> **OBJECTIVE**
Copy the data that follows exactly. Include no pictures.

> **RECORDS**
****************

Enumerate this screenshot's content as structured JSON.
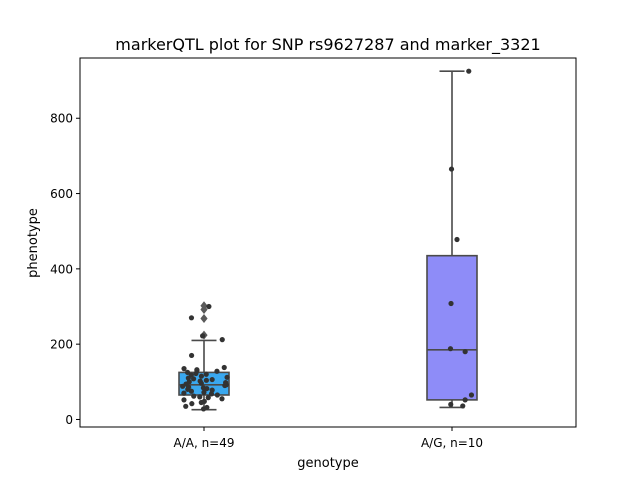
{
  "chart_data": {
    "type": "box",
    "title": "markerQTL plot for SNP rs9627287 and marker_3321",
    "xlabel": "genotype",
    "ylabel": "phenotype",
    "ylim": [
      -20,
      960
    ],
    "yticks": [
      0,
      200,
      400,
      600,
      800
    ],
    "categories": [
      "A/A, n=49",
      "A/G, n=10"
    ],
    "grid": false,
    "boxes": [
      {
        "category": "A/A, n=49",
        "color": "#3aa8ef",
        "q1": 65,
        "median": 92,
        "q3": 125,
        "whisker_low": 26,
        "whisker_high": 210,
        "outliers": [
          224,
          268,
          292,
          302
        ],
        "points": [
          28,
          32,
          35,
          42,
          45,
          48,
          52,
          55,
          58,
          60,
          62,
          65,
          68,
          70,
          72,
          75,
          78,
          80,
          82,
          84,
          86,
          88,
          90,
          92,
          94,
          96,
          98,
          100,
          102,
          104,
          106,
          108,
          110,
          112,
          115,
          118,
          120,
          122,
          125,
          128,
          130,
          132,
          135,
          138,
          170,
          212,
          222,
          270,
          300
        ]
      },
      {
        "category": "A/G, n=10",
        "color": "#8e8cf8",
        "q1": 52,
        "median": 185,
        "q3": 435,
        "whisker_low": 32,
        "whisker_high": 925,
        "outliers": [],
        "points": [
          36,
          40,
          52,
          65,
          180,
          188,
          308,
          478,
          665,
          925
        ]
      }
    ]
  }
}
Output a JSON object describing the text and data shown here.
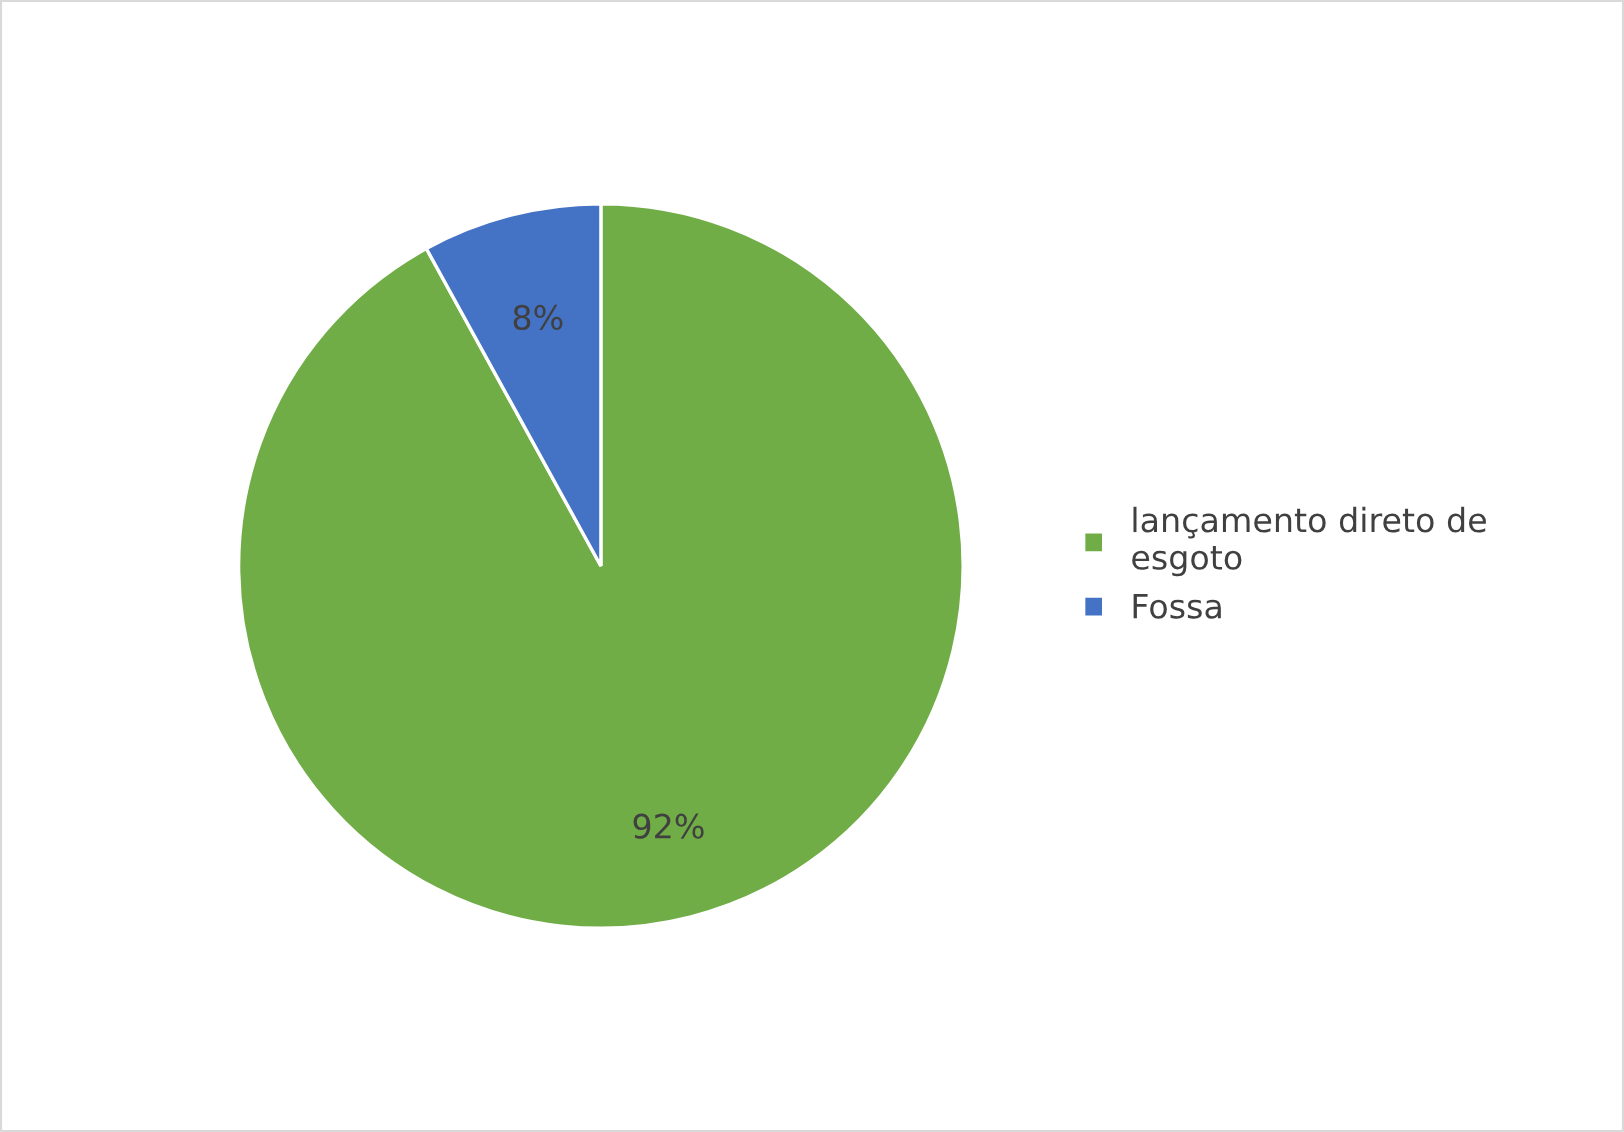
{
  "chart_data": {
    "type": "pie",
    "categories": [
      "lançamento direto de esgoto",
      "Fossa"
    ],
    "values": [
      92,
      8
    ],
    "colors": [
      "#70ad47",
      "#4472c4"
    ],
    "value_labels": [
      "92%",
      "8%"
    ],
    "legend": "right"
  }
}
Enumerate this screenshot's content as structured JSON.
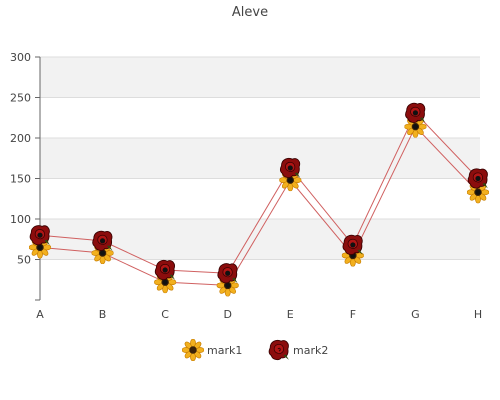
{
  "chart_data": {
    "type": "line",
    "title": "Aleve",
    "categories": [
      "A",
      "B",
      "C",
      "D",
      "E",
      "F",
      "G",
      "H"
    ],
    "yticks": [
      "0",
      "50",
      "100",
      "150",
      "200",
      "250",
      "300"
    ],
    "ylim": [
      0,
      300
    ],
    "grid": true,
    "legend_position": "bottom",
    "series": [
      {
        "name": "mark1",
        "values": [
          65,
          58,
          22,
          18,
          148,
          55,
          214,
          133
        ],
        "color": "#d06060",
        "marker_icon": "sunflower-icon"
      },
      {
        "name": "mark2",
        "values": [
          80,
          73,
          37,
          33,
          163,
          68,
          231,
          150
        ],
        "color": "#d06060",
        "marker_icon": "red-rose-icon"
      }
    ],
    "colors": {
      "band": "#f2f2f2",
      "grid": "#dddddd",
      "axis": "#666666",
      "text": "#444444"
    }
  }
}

****************

> **RESULT OF THIS EXERCISE**
Enumerate this screenshot's content as structured JSON.
{
  "chart_data": {
    "type": "box",
    "title": "markerQTL plot for SNP rs9627287 and marker_3321",
    "xlabel": "genotype",
    "ylabel": "phenotype",
    "ylim": [
      -20,
      960
    ],
    "yticks": [
      0,
      200,
      400,
      600,
      800
    ],
    "categories": [
      "A/A, n=49",
      "A/G, n=10"
    ],
    "grid": false,
    "boxes": [
      {
        "category": "A/A, n=49",
        "color": "#3aa8ef",
        "q1": 65,
        "median": 92,
        "q3": 125,
        "whisker_low": 26,
        "whisker_high": 210,
        "outliers": [
          224,
          268,
          292,
          302
        ],
        "points": [
          28,
          32,
          35,
          42,
          45,
          48,
          52,
          55,
          58,
          60,
          62,
          65,
          68,
          70,
          72,
          75,
          78,
          80,
          82,
          84,
          86,
          88,
          90,
          92,
          94,
          96,
          98,
          100,
          102,
          104,
          106,
          108,
          110,
          112,
          115,
          118,
          120,
          122,
          125,
          128,
          130,
          132,
          135,
          138,
          170,
          212,
          222,
          270,
          300
        ]
      },
      {
        "category": "A/G, n=10",
        "color": "#8e8cf8",
        "q1": 52,
        "median": 185,
        "q3": 435,
        "whisker_low": 32,
        "whisker_high": 925,
        "outliers": [],
        "points": [
          36,
          40,
          52,
          65,
          180,
          188,
          308,
          478,
          665,
          925
        ]
      }
    ]
  }
}
Output a JSON object describing the text and data shown here.
{
  "chart_data": {
    "type": "pie",
    "categories": [
      "lançamento direto de esgoto",
      "Fossa"
    ],
    "values": [
      92,
      8
    ],
    "colors": [
      "#70ad47",
      "#4472c4"
    ],
    "value_labels": [
      "92%",
      "8%"
    ],
    "legend": "right"
  }
}
Enumerate this screenshot's content as structured JSON.
{
  "chart_data": {
    "type": "line",
    "title": "Aleve",
    "categories": [
      "A",
      "B",
      "C",
      "D",
      "E",
      "F",
      "G",
      "H"
    ],
    "yticks": [
      "0",
      "50",
      "100",
      "150",
      "200",
      "250",
      "300"
    ],
    "ylim": [
      0,
      300
    ],
    "grid": true,
    "legend_position": "bottom",
    "series": [
      {
        "name": "mark1",
        "values": [
          65,
          58,
          22,
          18,
          148,
          55,
          214,
          133
        ],
        "color": "#d06060",
        "marker_icon": "sunflower-icon"
      },
      {
        "name": "mark2",
        "values": [
          80,
          73,
          37,
          33,
          163,
          68,
          231,
          150
        ],
        "color": "#d06060",
        "marker_icon": "red-rose-icon"
      }
    ],
    "colors": {
      "band": "#f2f2f2",
      "grid": "#dddddd",
      "axis": "#666666",
      "text": "#444444"
    }
  }
}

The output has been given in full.